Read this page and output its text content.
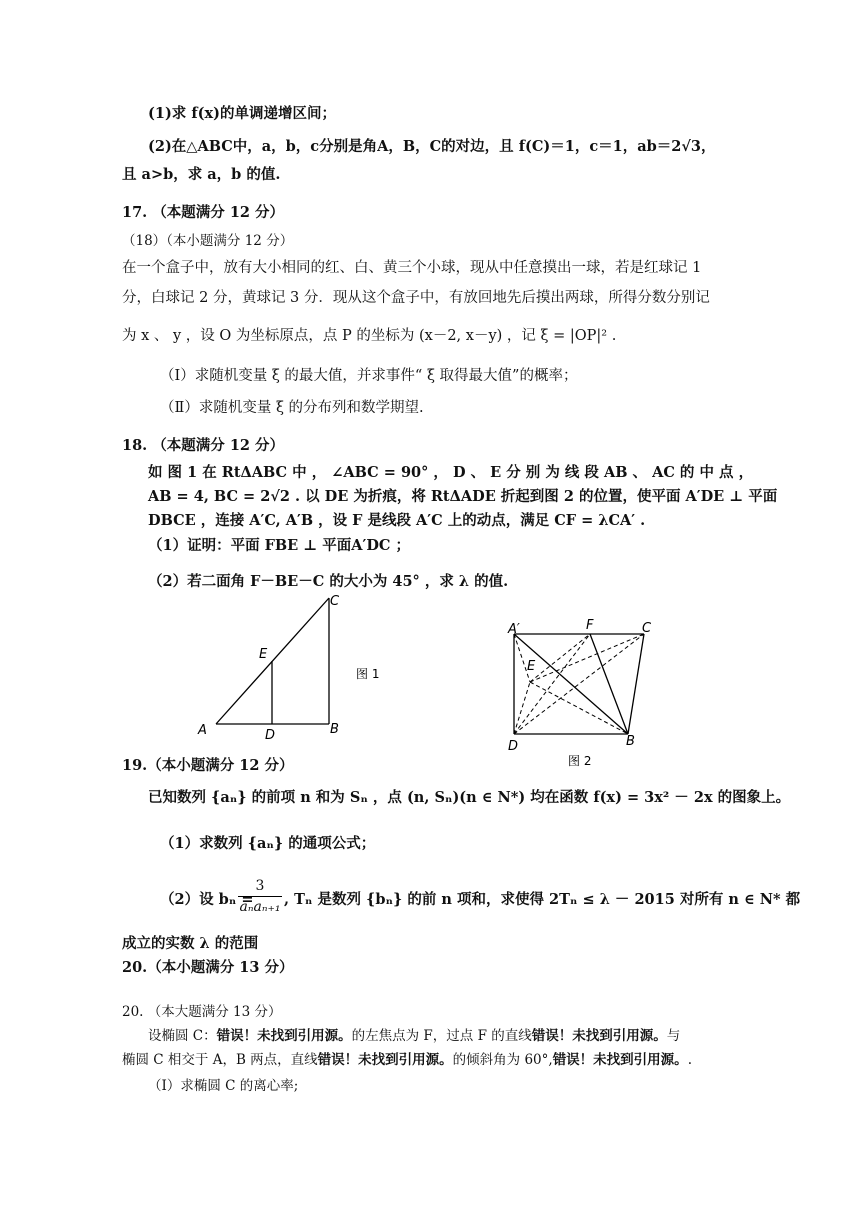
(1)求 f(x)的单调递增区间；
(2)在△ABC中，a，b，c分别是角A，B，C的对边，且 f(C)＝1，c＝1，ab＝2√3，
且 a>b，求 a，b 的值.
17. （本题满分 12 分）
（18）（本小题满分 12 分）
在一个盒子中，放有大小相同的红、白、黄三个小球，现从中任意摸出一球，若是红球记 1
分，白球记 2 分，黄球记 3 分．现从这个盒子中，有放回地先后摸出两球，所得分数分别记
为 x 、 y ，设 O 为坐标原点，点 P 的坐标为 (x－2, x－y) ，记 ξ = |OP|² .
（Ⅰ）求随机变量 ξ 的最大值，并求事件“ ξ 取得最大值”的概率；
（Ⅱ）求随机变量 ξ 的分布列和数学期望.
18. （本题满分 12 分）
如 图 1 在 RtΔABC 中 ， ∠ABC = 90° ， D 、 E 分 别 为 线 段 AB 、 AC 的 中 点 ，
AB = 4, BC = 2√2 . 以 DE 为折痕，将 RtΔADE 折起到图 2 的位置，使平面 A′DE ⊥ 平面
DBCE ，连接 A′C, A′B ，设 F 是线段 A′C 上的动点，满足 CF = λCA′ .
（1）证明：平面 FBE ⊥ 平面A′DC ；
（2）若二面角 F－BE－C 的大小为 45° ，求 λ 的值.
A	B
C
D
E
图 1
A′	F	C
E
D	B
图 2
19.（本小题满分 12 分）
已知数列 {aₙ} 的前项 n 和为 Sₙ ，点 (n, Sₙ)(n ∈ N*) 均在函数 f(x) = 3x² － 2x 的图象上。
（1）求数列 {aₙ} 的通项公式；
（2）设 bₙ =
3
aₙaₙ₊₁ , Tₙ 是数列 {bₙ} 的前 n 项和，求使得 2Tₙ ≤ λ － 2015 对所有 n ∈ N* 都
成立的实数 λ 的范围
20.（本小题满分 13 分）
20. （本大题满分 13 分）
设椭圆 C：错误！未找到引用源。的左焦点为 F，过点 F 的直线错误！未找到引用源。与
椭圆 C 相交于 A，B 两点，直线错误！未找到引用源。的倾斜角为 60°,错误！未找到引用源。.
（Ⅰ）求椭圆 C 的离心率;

◇ ◇ ◇

## Exercise brief
Check each line in the listing above for the string "求随机变量", then report how many lines contain it, with no other text.

## Task output
2